- What to work on:
Scan the data for "that" and copy the lines it appears in.

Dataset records
## Begin

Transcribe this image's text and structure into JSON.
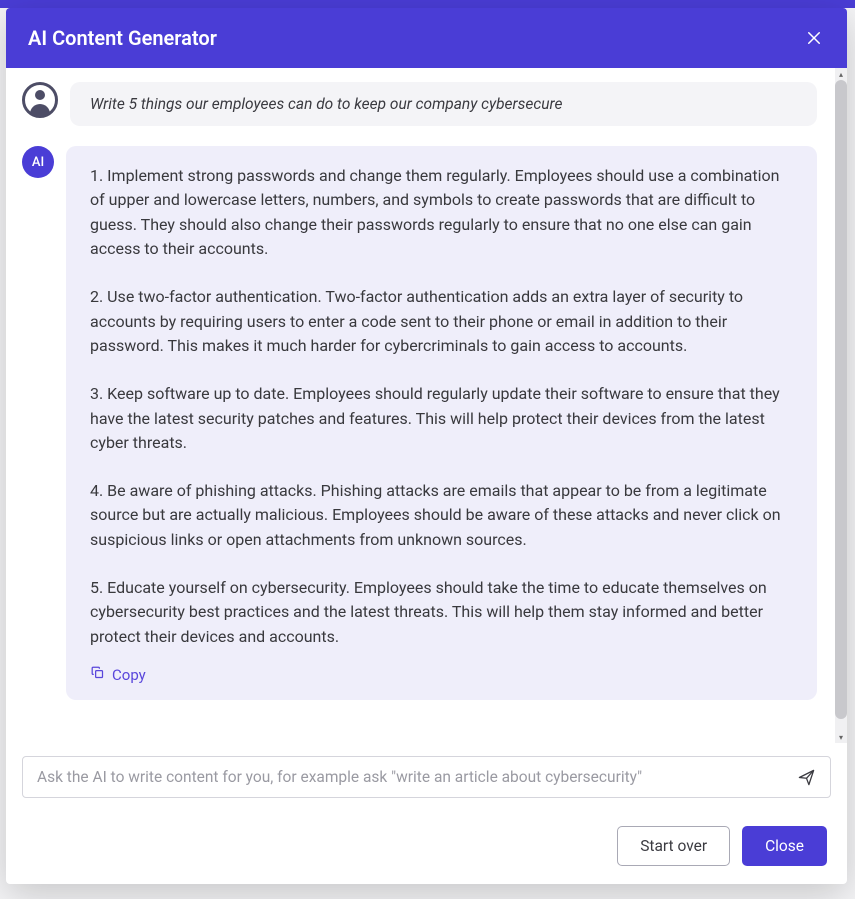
{
  "header": {
    "title": "AI Content Generator"
  },
  "conversation": {
    "user_prompt": "Write 5 things our employees can do to keep our company cybersecure",
    "ai_avatar_label": "AI",
    "ai_response": {
      "p1": "1. Implement strong passwords and change them regularly. Employees should use a combination of upper and lowercase letters, numbers, and symbols to create passwords that are difficult to guess. They should also change their passwords regularly to ensure that no one else can gain access to their accounts.",
      "p2": "2. Use two-factor authentication. Two-factor authentication adds an extra layer of security to accounts by requiring users to enter a code sent to their phone or email in addition to their password. This makes it much harder for cybercriminals to gain access to accounts.",
      "p3": "3. Keep software up to date. Employees should regularly update their software to ensure that they have the latest security patches and features. This will help protect their devices from the latest cyber threats.",
      "p4": "4. Be aware of phishing attacks. Phishing attacks are emails that appear to be from a legitimate source but are actually malicious. Employees should be aware of these attacks and never click on suspicious links or open attachments from unknown sources.",
      "p5": "5. Educate yourself on cybersecurity. Employees should take the time to educate themselves on cybersecurity best practices and the latest threats. This will help them stay informed and better protect their devices and accounts."
    },
    "copy_label": "Copy"
  },
  "input": {
    "placeholder": "Ask the AI to write content for you, for example ask \"write an article about cybersecurity\""
  },
  "footer": {
    "start_over_label": "Start over",
    "close_label": "Close"
  }
}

## End

- Answer to this task:
      "p1": "1. Implement strong passwords and change them regularly. Employees should use a combination of upper and lowercase letters, numbers, and symbols to create passwords that are difficult to guess. They should also change their passwords regularly to ensure that no one else can gain access to their accounts.",
      "p3": "3. Keep software up to date. Employees should regularly update their software to ensure that they have the latest security patches and features. This will help protect their devices from the latest cyber threats.",
      "p4": "4. Be aware of phishing attacks. Phishing attacks are emails that appear to be from a legitimate source but are actually malicious. Employees should be aware of these attacks and never click on suspicious links or open attachments from unknown sources.",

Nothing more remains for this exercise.